Task description:
Copy, from the entries below, each line in which the string "November" appears.
## Start
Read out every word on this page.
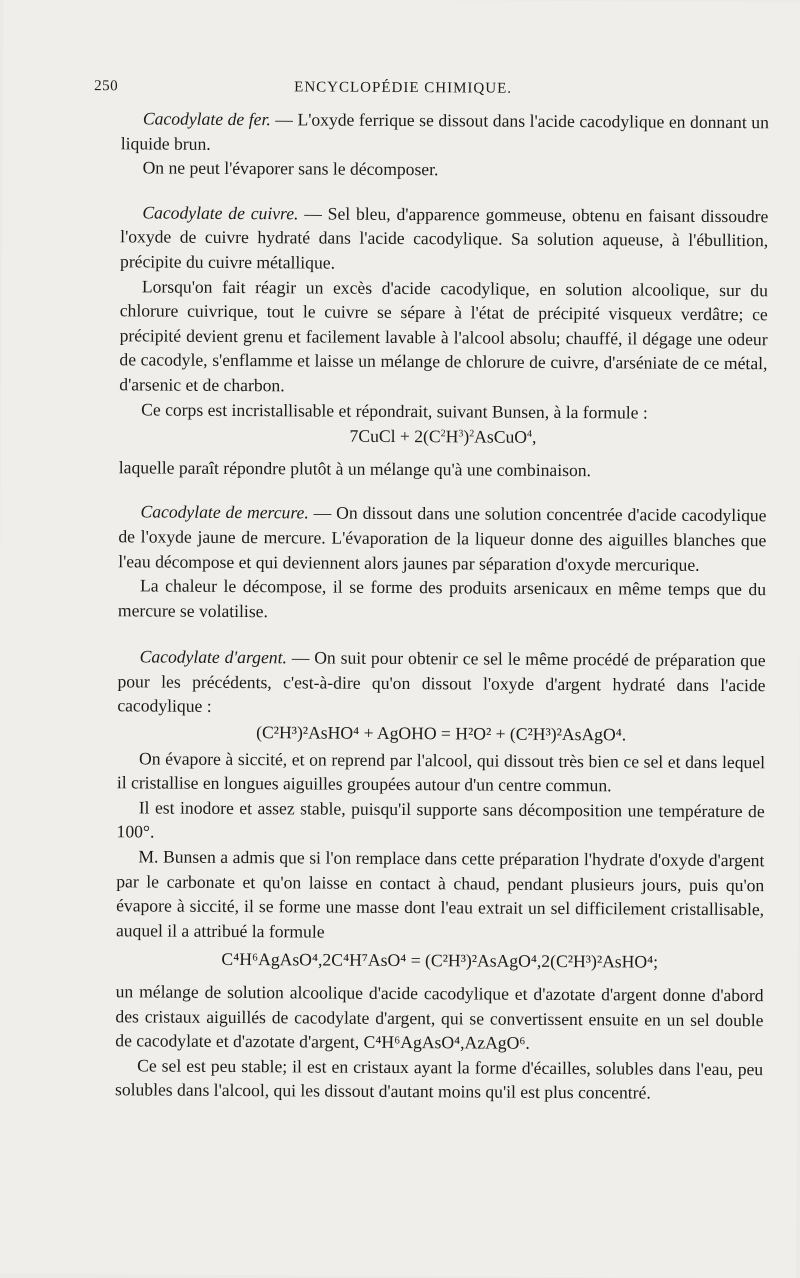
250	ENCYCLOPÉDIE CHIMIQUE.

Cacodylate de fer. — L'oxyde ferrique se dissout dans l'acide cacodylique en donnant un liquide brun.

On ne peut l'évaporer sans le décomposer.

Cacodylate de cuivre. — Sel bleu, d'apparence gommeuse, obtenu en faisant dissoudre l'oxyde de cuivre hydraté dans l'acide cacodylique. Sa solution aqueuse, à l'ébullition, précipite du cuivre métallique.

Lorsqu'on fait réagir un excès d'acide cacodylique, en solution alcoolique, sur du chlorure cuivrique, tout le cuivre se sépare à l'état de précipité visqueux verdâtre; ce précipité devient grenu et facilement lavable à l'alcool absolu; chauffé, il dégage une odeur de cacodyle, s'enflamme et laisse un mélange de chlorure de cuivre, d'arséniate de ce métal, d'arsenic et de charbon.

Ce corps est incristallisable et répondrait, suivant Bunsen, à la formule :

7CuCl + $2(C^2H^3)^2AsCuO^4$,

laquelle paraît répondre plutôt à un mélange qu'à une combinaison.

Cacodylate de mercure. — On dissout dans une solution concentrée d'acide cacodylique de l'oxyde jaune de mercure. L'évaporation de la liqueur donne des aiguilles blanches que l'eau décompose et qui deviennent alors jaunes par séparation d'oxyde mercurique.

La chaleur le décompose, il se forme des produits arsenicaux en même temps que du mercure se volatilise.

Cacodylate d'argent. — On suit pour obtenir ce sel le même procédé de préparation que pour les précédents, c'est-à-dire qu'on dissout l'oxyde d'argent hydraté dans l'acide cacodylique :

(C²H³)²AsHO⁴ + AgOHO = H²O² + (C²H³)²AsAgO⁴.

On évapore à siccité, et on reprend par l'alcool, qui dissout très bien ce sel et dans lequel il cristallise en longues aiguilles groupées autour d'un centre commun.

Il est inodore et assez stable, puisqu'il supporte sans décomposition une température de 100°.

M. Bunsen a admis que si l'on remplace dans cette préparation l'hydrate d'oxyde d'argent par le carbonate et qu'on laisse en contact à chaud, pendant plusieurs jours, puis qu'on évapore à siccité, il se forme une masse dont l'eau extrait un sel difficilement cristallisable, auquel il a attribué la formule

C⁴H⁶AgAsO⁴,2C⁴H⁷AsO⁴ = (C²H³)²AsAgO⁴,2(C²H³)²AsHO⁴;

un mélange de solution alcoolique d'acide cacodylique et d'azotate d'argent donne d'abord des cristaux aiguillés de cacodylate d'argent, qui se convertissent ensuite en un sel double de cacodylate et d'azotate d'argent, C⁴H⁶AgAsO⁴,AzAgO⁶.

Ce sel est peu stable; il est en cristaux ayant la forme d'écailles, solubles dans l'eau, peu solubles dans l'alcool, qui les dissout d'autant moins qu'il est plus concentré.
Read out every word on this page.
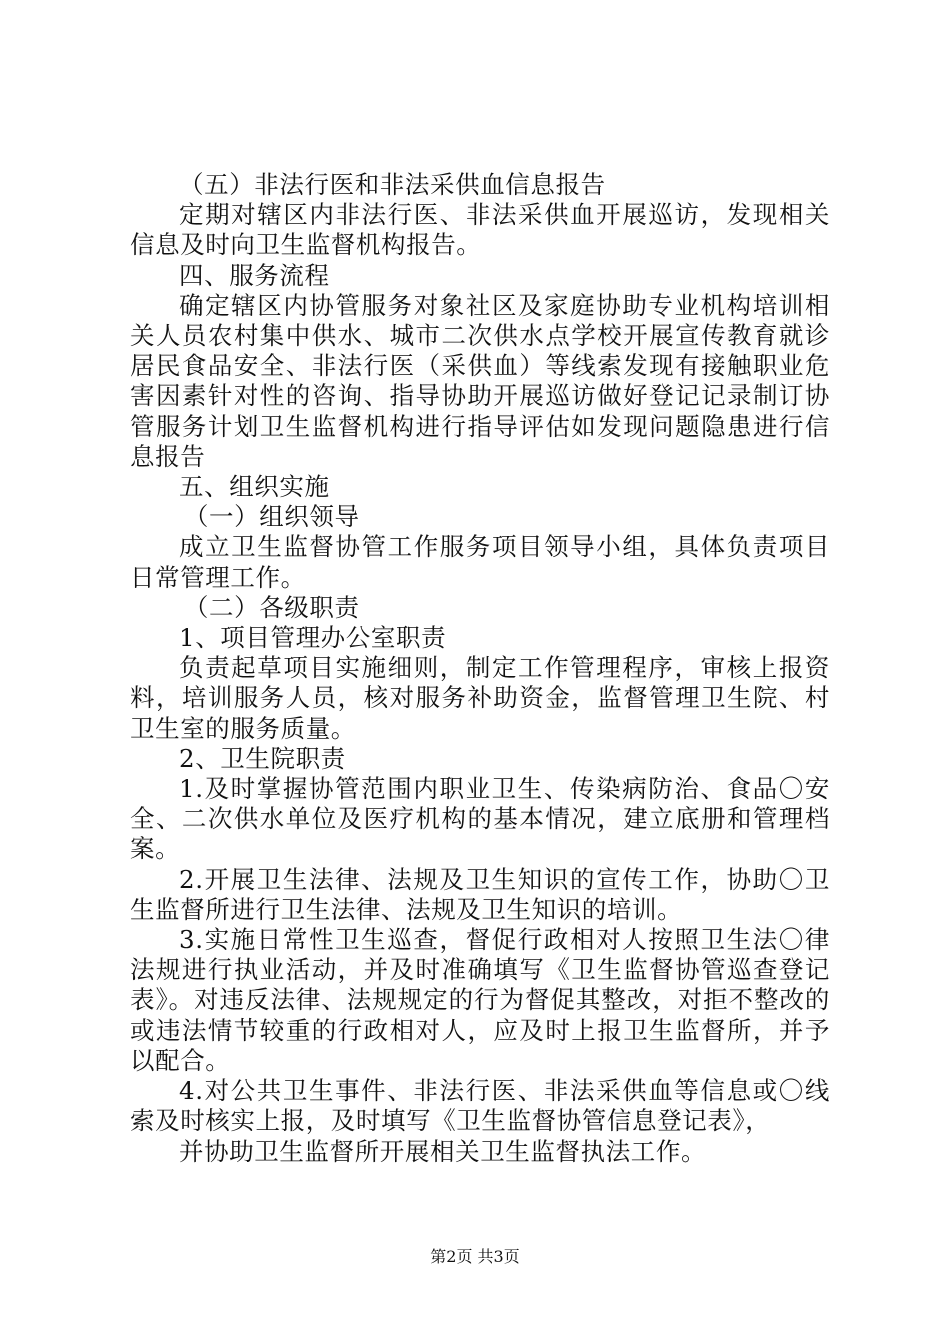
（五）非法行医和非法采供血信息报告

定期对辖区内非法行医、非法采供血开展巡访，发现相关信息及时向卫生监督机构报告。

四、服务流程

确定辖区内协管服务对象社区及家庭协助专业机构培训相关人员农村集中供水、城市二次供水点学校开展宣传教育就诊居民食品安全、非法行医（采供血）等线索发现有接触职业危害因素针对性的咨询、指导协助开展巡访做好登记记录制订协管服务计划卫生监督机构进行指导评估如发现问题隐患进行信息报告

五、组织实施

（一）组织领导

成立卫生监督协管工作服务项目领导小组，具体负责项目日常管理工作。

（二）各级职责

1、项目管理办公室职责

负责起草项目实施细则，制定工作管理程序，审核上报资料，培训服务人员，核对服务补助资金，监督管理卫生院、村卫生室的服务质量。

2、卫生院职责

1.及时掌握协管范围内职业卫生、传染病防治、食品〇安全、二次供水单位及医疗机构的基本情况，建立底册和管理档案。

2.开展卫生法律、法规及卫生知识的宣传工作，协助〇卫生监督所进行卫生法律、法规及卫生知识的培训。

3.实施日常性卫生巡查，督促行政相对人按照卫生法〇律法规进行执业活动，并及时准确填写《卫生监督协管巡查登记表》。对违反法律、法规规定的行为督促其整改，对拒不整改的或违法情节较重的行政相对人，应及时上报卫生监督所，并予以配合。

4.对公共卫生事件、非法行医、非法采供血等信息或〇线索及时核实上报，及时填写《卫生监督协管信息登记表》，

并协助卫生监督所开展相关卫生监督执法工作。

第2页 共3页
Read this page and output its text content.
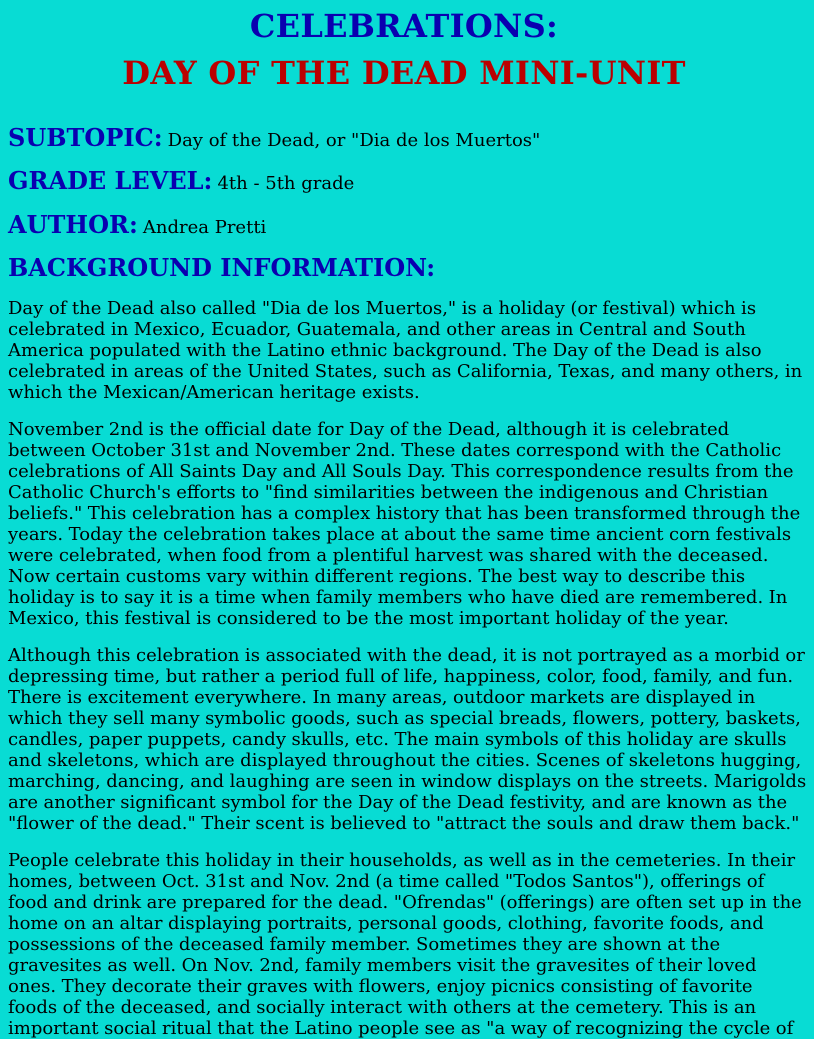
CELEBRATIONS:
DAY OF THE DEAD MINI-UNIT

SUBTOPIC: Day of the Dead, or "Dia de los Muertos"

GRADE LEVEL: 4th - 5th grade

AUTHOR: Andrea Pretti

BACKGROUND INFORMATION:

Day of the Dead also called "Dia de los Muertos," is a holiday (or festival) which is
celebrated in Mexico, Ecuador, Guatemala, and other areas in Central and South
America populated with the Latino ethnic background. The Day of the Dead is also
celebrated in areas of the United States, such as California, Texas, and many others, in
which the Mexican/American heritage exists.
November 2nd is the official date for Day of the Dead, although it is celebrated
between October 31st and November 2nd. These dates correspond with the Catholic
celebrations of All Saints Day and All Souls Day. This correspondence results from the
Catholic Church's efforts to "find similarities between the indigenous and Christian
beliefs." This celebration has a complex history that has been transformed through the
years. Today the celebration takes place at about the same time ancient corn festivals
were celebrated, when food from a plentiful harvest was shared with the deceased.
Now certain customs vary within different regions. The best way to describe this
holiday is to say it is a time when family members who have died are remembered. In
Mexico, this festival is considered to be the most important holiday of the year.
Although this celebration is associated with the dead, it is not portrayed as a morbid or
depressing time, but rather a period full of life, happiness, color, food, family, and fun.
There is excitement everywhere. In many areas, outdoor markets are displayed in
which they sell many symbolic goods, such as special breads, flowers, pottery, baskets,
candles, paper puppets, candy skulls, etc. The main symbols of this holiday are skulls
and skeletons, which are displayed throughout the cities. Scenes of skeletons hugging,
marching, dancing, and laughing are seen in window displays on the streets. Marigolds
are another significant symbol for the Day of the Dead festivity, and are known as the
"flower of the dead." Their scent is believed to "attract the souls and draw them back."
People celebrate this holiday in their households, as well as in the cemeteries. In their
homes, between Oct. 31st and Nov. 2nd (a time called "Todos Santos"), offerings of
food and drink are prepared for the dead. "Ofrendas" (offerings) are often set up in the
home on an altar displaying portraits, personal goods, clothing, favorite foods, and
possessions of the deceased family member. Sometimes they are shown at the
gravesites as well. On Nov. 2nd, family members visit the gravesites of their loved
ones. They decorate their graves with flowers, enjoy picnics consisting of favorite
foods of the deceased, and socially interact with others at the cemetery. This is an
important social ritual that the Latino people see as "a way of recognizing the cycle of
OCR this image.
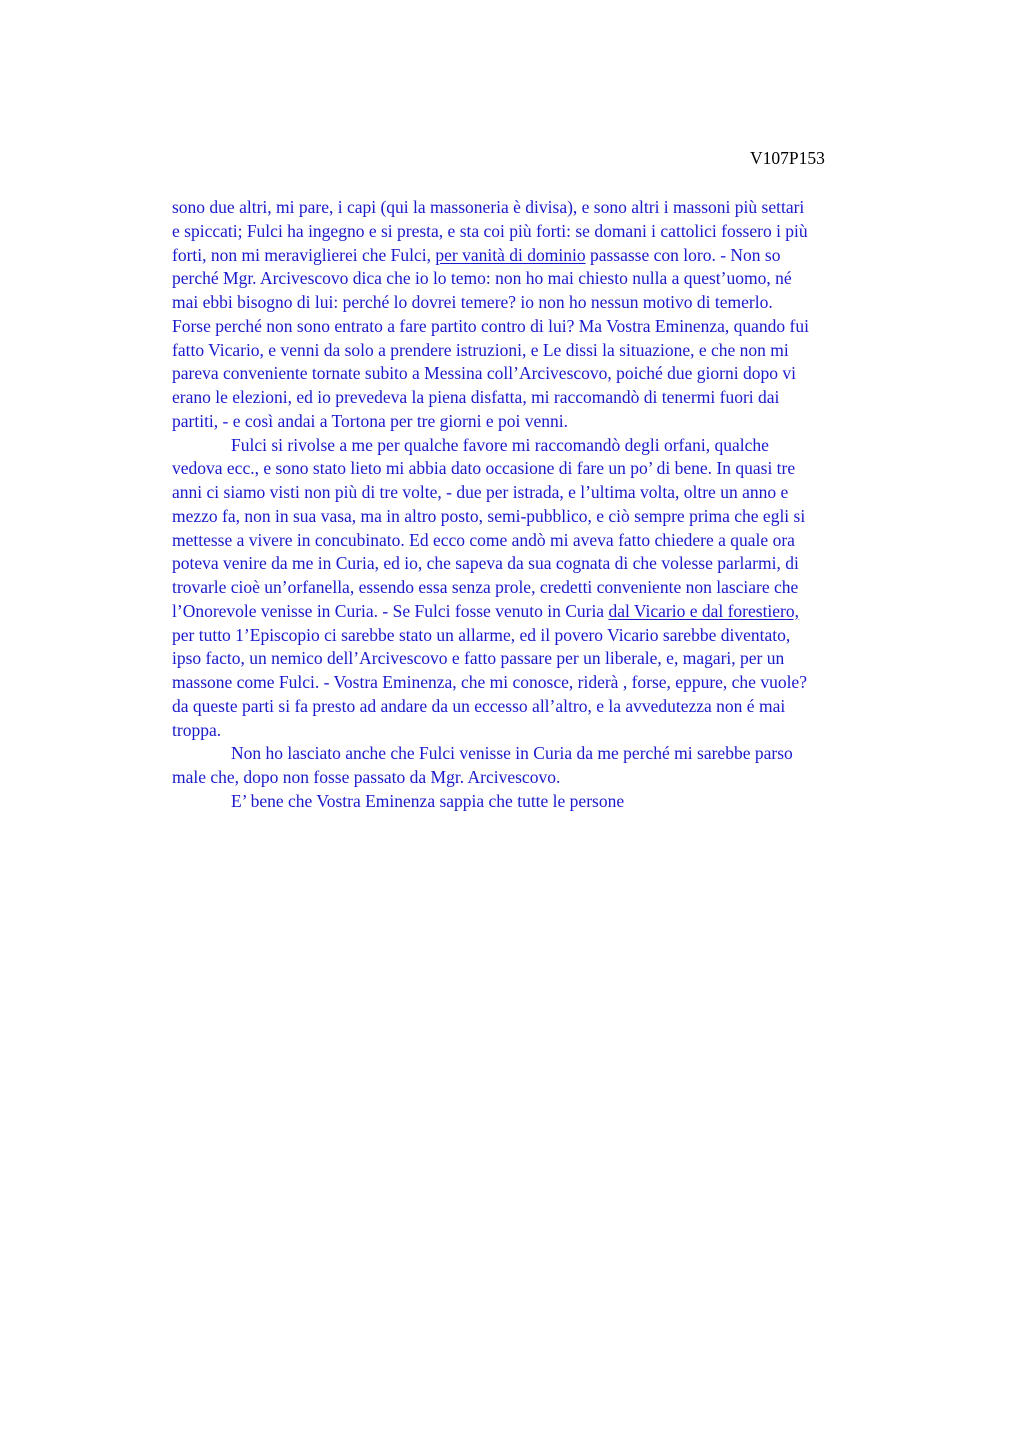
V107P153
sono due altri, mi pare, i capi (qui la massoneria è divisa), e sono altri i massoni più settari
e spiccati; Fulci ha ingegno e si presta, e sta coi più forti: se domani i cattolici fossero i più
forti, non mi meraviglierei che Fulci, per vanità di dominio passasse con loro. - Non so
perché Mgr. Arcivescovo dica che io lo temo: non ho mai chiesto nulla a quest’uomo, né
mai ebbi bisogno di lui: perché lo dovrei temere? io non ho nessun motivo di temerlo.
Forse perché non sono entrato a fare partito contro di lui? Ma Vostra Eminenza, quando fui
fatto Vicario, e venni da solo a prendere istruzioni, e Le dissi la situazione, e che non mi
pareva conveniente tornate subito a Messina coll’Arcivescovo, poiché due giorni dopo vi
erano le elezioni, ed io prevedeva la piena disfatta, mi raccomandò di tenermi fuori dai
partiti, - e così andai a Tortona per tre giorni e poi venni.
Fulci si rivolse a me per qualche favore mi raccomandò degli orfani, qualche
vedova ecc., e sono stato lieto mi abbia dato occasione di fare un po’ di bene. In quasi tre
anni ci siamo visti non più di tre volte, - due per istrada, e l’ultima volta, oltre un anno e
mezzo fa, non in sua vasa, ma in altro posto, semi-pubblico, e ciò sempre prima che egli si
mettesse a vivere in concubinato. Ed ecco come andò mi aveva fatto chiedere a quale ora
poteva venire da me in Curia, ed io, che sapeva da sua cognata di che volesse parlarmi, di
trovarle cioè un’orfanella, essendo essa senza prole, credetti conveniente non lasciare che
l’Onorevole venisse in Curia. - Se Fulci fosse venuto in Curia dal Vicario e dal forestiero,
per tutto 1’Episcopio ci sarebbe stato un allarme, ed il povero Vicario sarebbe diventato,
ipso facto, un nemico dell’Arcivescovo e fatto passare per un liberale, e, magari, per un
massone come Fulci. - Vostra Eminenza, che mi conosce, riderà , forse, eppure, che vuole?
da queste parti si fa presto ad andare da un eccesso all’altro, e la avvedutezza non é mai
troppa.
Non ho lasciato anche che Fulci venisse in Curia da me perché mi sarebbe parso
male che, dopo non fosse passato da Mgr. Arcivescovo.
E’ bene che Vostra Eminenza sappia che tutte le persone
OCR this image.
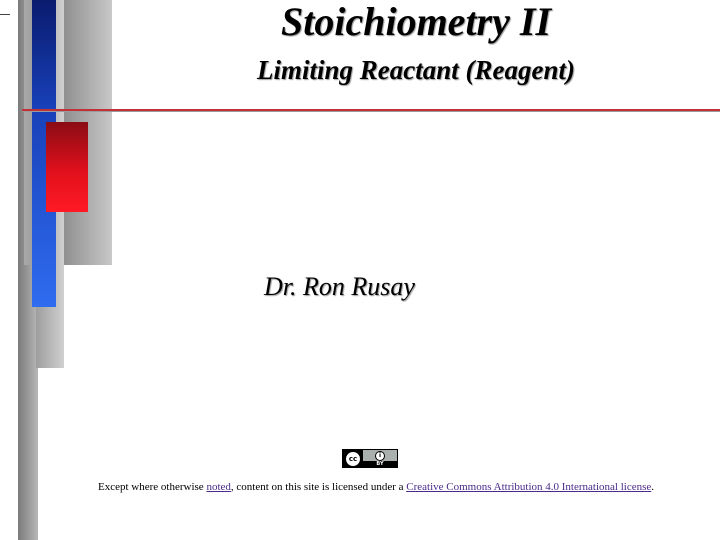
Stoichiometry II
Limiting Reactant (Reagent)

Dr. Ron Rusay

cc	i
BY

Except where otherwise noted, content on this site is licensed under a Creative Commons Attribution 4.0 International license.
## End
Result of this exercise:
November 2nd is the official date for Day of the Dead, although it is celebrated
between October 31st and November 2nd. These dates correspond with the Catholic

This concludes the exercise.